** begin Material for this task **

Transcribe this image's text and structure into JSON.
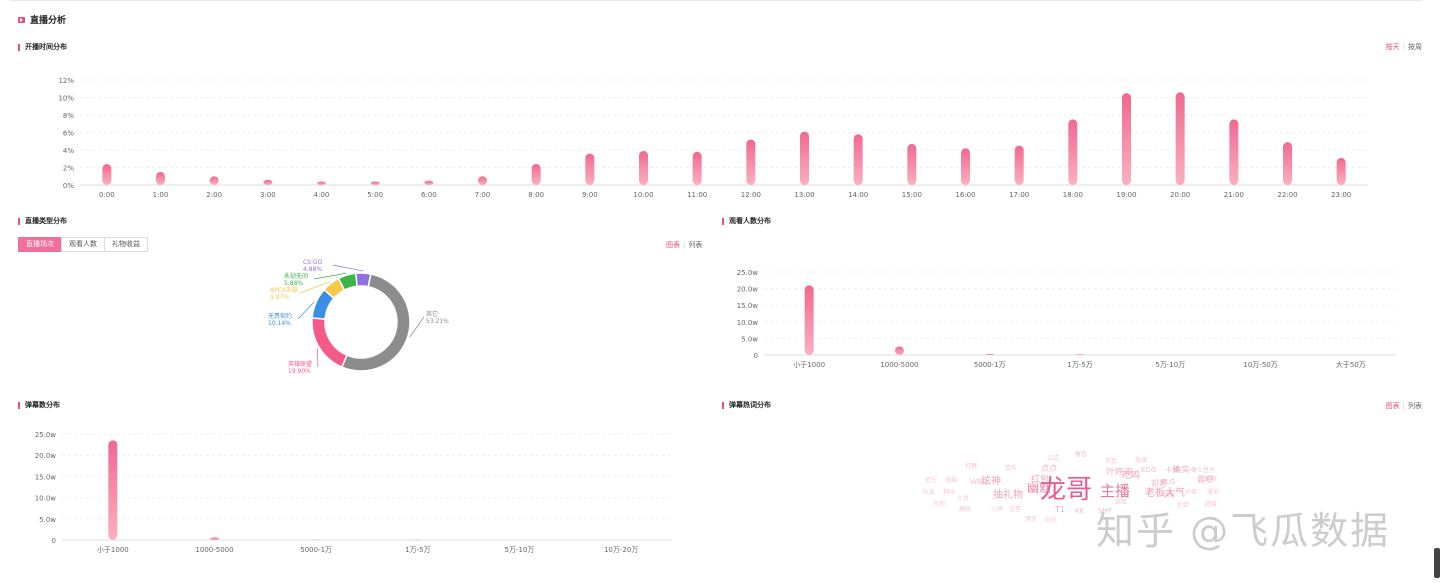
{
  "page": {
    "title": "直播分析"
  },
  "time_section": {
    "title": "开播时间分布",
    "toggle": [
      "按天",
      "按周"
    ],
    "active": 0
  },
  "type_section": {
    "title": "直播类型分布",
    "tabs": [
      "直播场次",
      "观看人数",
      "礼物收益"
    ],
    "active_tab": 0,
    "view_toggle": [
      "图表",
      "列表"
    ]
  },
  "viewers_section": {
    "title": "观看人数分布"
  },
  "danmu_section": {
    "title": "弹幕数分布"
  },
  "hotword_section": {
    "title": "弹幕热词分布",
    "view_toggle": [
      "图表",
      "列表"
    ]
  },
  "watermark": "知乎 @飞瓜数据",
  "colors": {
    "accent": "#e8507a",
    "bar_top": "#f06890",
    "bar_bottom": "#fbb0c0"
  },
  "chart_data": [
    {
      "id": "time",
      "type": "bar",
      "categories": [
        "0:00",
        "1:00",
        "2:00",
        "3:00",
        "4:00",
        "5:00",
        "6:00",
        "7:00",
        "8:00",
        "9:00",
        "10:00",
        "11:00",
        "12:00",
        "13:00",
        "14:00",
        "15:00",
        "16:00",
        "17:00",
        "18:00",
        "19:00",
        "20:00",
        "21:00",
        "22:00",
        "23:00"
      ],
      "values": [
        2.4,
        1.5,
        1.0,
        0.6,
        0.4,
        0.4,
        0.5,
        1.0,
        2.4,
        3.6,
        3.9,
        3.8,
        5.2,
        6.1,
        5.8,
        4.7,
        4.2,
        4.5,
        7.5,
        10.5,
        10.6,
        7.5,
        4.9,
        3.1
      ],
      "yticks": [
        "0%",
        "2%",
        "4%",
        "6%",
        "8%",
        "10%",
        "12%"
      ],
      "ylim": [
        0,
        12
      ]
    },
    {
      "id": "type",
      "type": "pie",
      "slices": [
        {
          "name": "其它",
          "pct": "53.21%",
          "value": 53.21,
          "color": "#8c8c8c"
        },
        {
          "name": "英雄联盟",
          "pct": "19.90%",
          "value": 19.9,
          "color": "#f45a88"
        },
        {
          "name": "无畏契约",
          "pct": "10.14%",
          "value": 10.14,
          "color": "#3a8ee6"
        },
        {
          "name": "APEX英雄",
          "pct": "5.97%",
          "value": 5.97,
          "color": "#f5c84c"
        },
        {
          "name": "永劫无间",
          "pct": "5.88%",
          "value": 5.88,
          "color": "#3ab54a"
        },
        {
          "name": "CS:GO",
          "pct": "4.88%",
          "value": 4.88,
          "color": "#8f70e0"
        }
      ]
    },
    {
      "id": "viewers",
      "type": "bar",
      "categories": [
        "小于1000",
        "1000-5000",
        "5000-1万",
        "1万-5万",
        "5万-10万",
        "10万-50万",
        "大于50万"
      ],
      "values": [
        21.0,
        2.6,
        0.3,
        0.2,
        0,
        0,
        0
      ],
      "yticks": [
        "0",
        "5.0w",
        "10.0w",
        "15.0w",
        "20.0w",
        "25.0w"
      ],
      "ylim": [
        0,
        25
      ]
    },
    {
      "id": "danmu",
      "type": "bar",
      "categories": [
        "小于1000",
        "1000-5000",
        "5000-1万",
        "1万-5万",
        "5万-10万",
        "10万-20万"
      ],
      "values": [
        23.5,
        0.6,
        0.05,
        0.05,
        0,
        0
      ],
      "yticks": [
        "0",
        "5.0w",
        "10.0w",
        "15.0w",
        "20.0w",
        "25.0w"
      ],
      "ylim": [
        0,
        25
      ]
    }
  ],
  "words": [
    {
      "t": "龙哥",
      "s": 26,
      "c": "#e85a8a",
      "o": 1
    },
    {
      "t": "主播",
      "s": 15,
      "c": "#e06a96",
      "o": 0.9
    },
    {
      "t": "幽默",
      "s": 12,
      "c": "#e06a96",
      "o": 0.8
    },
    {
      "t": "老板大气",
      "s": 10,
      "c": "#e87aa0",
      "o": 0.75
    },
    {
      "t": "抽礼物",
      "s": 10,
      "c": "#e87aa0",
      "o": 0.7
    },
    {
      "t": "炫神",
      "s": 10,
      "c": "#e87aa0",
      "o": 0.7
    },
    {
      "t": "吃鸡",
      "s": 9,
      "c": "#e87aa0",
      "o": 0.7
    },
    {
      "t": "红包",
      "s": 9,
      "c": "#e87aa0",
      "o": 0.7
    },
    {
      "t": "叶咚鸡",
      "s": 9,
      "c": "#e87aa0",
      "o": 0.6
    },
    {
      "t": "点点",
      "s": 8,
      "c": "#e87aa0",
      "o": 0.6
    },
    {
      "t": "邦邦",
      "s": 8,
      "c": "#e87aa0",
      "o": 0.6
    },
    {
      "t": "确实",
      "s": 8,
      "c": "#e87aa0",
      "o": 0.6
    },
    {
      "t": "晨吧",
      "s": 8,
      "c": "#e87aa0",
      "o": 0.6
    },
    {
      "t": "T1",
      "s": 8,
      "c": "#e87aa0",
      "o": 0.6
    },
    {
      "t": "KK",
      "s": 7,
      "c": "#e87aa0",
      "o": 0.55
    },
    {
      "t": "SHY",
      "s": 7,
      "c": "#e87aa0",
      "o": 0.55
    },
    {
      "t": "WBG",
      "s": 7,
      "c": "#e87aa0",
      "o": 0.5
    },
    {
      "t": "EDG",
      "s": 7,
      "c": "#e87aa0",
      "o": 0.5
    },
    {
      "t": "BLG",
      "s": 7,
      "c": "#e87aa0",
      "o": 0.5
    },
    {
      "t": "卡邦",
      "s": 7,
      "c": "#e87aa0",
      "o": 0.5
    },
    {
      "t": "小捷土豆子",
      "s": 6,
      "c": "#e87aa0",
      "o": 0.5
    },
    {
      "t": "闪烁",
      "s": 6,
      "c": "#e87aa0",
      "o": 0.5
    },
    {
      "t": "打野",
      "s": 6,
      "c": "#e87aa0",
      "o": 0.5
    },
    {
      "t": "京东",
      "s": 6,
      "c": "#e87aa0",
      "o": 0.5
    },
    {
      "t": "公式",
      "s": 6,
      "c": "#e87aa0",
      "o": 0.5
    },
    {
      "t": "留言",
      "s": 6,
      "c": "#e87aa0",
      "o": 0.5
    },
    {
      "t": "瓦瓦",
      "s": 6,
      "c": "#e87aa0",
      "o": 0.45
    },
    {
      "t": "加油",
      "s": 6,
      "c": "#e87aa0",
      "o": 0.45
    },
    {
      "t": "冠军",
      "s": 6,
      "c": "#e87aa0",
      "o": 0.45
    },
    {
      "t": "电脑",
      "s": 6,
      "c": "#e87aa0",
      "o": 0.45
    },
    {
      "t": "队友",
      "s": 6,
      "c": "#e87aa0",
      "o": 0.45
    },
    {
      "t": "狗叫",
      "s": 6,
      "c": "#e87aa0",
      "o": 0.45
    },
    {
      "t": "土豆",
      "s": 6,
      "c": "#e87aa0",
      "o": 0.45
    },
    {
      "t": "大狗",
      "s": 6,
      "c": "#e87aa0",
      "o": 0.45
    },
    {
      "t": "鹿晗",
      "s": 6,
      "c": "#e87aa0",
      "o": 0.45
    },
    {
      "t": "小虎",
      "s": 6,
      "c": "#e87aa0",
      "o": 0.45
    },
    {
      "t": "左手",
      "s": 6,
      "c": "#e87aa0",
      "o": 0.45
    },
    {
      "t": "湮灭",
      "s": 6,
      "c": "#e87aa0",
      "o": 0.45
    },
    {
      "t": "阳光",
      "s": 6,
      "c": "#e87aa0",
      "o": 0.45
    },
    {
      "t": "爸斯",
      "s": 6,
      "c": "#e87aa0",
      "o": 0.45
    },
    {
      "t": "孙亚",
      "s": 6,
      "c": "#e87aa0",
      "o": 0.45
    },
    {
      "t": "凝地",
      "s": 6,
      "c": "#e87aa0",
      "o": 0.45
    },
    {
      "t": "别哭",
      "s": 6,
      "c": "#e87aa0",
      "o": 0.45
    },
    {
      "t": "超级",
      "s": 6,
      "c": "#e87aa0",
      "o": 0.45
    },
    {
      "t": "瑶瑶",
      "s": 6,
      "c": "#e87aa0",
      "o": 0.45
    }
  ]
}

** end Material for this task **

:: Challenge ::
Whichever lines contain the string "name", select and copy them.

:: Correct output ::
          "name": "其它",
          "name": "英雄联盟",
          "name": "无畏契约",
          "name": "APEX英雄",
          "name": "永劫无间",
          "name": "CS:GO",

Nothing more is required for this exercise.